Stated problem
Can you write out the whole listing exactly?

Stored records
- - -

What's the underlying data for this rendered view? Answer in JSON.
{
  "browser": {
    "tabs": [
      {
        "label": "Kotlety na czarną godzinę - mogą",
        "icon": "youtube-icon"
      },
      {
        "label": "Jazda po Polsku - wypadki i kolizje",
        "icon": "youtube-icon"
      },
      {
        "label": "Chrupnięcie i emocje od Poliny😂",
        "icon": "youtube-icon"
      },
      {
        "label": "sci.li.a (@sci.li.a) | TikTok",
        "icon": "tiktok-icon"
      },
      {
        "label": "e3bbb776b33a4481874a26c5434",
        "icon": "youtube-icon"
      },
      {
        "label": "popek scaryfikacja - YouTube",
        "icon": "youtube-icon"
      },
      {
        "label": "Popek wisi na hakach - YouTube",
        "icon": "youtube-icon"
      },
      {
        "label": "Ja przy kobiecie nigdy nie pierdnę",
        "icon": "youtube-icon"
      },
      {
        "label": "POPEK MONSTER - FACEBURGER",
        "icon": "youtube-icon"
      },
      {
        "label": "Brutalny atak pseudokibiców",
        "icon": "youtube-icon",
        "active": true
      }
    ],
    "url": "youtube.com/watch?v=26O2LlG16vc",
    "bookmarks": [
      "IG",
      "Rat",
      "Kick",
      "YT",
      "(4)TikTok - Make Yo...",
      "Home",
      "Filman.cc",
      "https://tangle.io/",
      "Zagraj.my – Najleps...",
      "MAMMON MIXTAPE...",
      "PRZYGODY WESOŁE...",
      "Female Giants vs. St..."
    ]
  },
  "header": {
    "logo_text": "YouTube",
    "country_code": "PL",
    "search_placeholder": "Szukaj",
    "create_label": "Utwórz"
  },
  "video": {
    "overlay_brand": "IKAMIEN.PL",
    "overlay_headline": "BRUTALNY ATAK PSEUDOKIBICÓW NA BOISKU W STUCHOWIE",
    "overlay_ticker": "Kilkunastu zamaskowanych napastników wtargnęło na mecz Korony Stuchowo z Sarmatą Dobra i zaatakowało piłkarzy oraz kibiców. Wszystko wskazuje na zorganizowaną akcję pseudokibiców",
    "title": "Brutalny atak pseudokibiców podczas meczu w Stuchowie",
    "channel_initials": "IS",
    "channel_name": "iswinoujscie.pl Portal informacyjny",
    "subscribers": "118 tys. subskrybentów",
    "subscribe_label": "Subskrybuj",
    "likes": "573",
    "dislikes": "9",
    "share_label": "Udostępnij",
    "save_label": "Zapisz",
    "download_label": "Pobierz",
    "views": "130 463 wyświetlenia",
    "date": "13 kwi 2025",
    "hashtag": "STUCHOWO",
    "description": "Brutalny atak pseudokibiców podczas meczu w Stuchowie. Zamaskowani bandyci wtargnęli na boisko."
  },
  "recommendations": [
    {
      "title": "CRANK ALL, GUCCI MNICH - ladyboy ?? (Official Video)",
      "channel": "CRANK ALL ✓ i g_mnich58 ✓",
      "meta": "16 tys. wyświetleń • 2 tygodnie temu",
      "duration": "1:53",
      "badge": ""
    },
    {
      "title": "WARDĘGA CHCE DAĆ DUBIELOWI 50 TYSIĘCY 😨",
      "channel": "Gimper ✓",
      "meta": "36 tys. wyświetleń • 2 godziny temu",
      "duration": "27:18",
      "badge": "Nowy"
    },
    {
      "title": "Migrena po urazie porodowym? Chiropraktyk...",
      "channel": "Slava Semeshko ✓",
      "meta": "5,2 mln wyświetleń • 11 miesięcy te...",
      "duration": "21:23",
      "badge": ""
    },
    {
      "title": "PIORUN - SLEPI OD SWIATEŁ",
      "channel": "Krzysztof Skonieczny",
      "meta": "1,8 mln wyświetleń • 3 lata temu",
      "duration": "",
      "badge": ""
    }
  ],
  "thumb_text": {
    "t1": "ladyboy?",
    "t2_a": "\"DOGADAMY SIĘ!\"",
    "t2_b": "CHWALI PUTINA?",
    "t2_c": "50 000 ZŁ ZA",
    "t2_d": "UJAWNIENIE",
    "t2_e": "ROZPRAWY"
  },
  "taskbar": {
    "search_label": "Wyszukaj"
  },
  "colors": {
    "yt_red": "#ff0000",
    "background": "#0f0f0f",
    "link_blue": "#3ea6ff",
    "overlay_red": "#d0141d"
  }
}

- - -

Task solution
What's the underlying data for this rendered view? Answer in JSON.
{
  "browser": {
    "tabs": [
      {
        "label": "Kotlety na czarną godzinę - mogą",
        "icon": "youtube-icon"
      },
      {
        "label": "Jazda po Polsku - wypadki i kolizje",
        "icon": "youtube-icon"
      },
      {
        "label": "Chrupnięcie i emocje od Poliny😂",
        "icon": "youtube-icon"
      },
      {
        "label": "sci.li.a (@sci.li.a) | TikTok",
        "icon": "tiktok-icon"
      },
      {
        "label": "e3bbb776b33a4481874a26c5434",
        "icon": "youtube-icon"
      },
      {
        "label": "popek scaryfikacja - YouTube",
        "icon": "youtube-icon"
      },
      {
        "label": "Popek wisi na hakach - YouTube",
        "icon": "youtube-icon"
      },
      {
        "label": "Ja przy kobiecie nigdy nie pierdnę",
        "icon": "youtube-icon"
      },
      {
        "label": "POPEK MONSTER - FACEBURGER",
        "icon": "youtube-icon"
      },
      {
        "label": "Brutalny atak pseudokibiców",
        "icon": "youtube-icon",
        "active": true
      }
    ],
    "url": "youtube.com/watch?v=26O2LlG16vc",
    "bookmarks": [
      "IG",
      "Rat",
      "Kick",
      "YT",
      "(4)TikTok - Make Yo...",
      "Home",
      "Filman.cc",
      "https://tangle.io/",
      "Zagraj.my – Najleps...",
      "MAMMON MIXTAPE...",
      "PRZYGODY WESOŁE...",
      "Female Giants vs. St..."
    ]
  },
  "header": {
    "logo_text": "YouTube",
    "country_code": "PL",
    "search_placeholder": "Szukaj",
    "create_label": "Utwórz"
  },
  "video": {
    "overlay_brand": "IKAMIEN.PL",
    "overlay_headline": "BRUTALNY ATAK PSEUDOKIBICÓW NA BOISKU W STUCHOWIE",
    "overlay_ticker": "Kilkunastu zamaskowanych napastników wtargnęło na mecz Korony Stuchowo z Sarmatą Dobra i zaatakowało piłkarzy oraz kibiców. Wszystko wskazuje na zorganizowaną akcję pseudokibiców",
    "title": "Brutalny atak pseudokibiców podczas meczu w Stuchowie",
    "channel_initials": "IS",
    "channel_name": "iswinoujscie.pl Portal informacyjny",
    "subscribers": "118 tys. subskrybentów",
    "subscribe_label": "Subskrybuj",
    "likes": "573",
    "dislikes": "9",
    "share_label": "Udostępnij",
    "save_label": "Zapisz",
    "download_label": "Pobierz",
    "views": "130 463 wyświetlenia",
    "date": "13 kwi 2025",
    "hashtag": "STUCHOWO",
    "description": "Brutalny atak pseudokibiców podczas meczu w Stuchowie. Zamaskowani bandyci wtargnęli na boisko."
  },
  "recommendations": [
    {
      "title": "CRANK ALL, GUCCI MNICH - ladyboy ?? (Official Video)",
      "channel": "CRANK ALL ✓ i g_mnich58 ✓",
      "meta": "16 tys. wyświetleń • 2 tygodnie temu",
      "duration": "1:53",
      "badge": ""
    },
    {
      "title": "WARDĘGA CHCE DAĆ DUBIELOWI 50 TYSIĘCY 😨",
      "channel": "Gimper ✓",
      "meta": "36 tys. wyświetleń • 2 godziny temu",
      "duration": "27:18",
      "badge": "Nowy"
    },
    {
      "title": "Migrena po urazie porodowym? Chiropraktyk...",
      "channel": "Slava Semeshko ✓",
      "meta": "5,2 mln wyświetleń • 11 miesięcy te...",
      "duration": "21:23",
      "badge": ""
    },
    {
      "title": "PIORUN - SLEPI OD SWIATEŁ",
      "channel": "Krzysztof Skonieczny",
      "meta": "1,8 mln wyświetleń • 3 lata temu",
      "duration": "",
      "badge": ""
    }
  ],
  "thumb_text": {
    "t1": "ladyboy?",
    "t2_a": "\"DOGADAMY SIĘ!\"",
    "t2_b": "CHWALI PUTINA?",
    "t2_c": "50 000 ZŁ ZA",
    "t2_d": "UJAWNIENIE",
    "t2_e": "ROZPRAWY"
  },
  "taskbar": {
    "search_label": "Wyszukaj"
  },
  "colors": {
    "yt_red": "#ff0000",
    "background": "#0f0f0f",
    "link_blue": "#3ea6ff",
    "overlay_red": "#d0141d"
  }
}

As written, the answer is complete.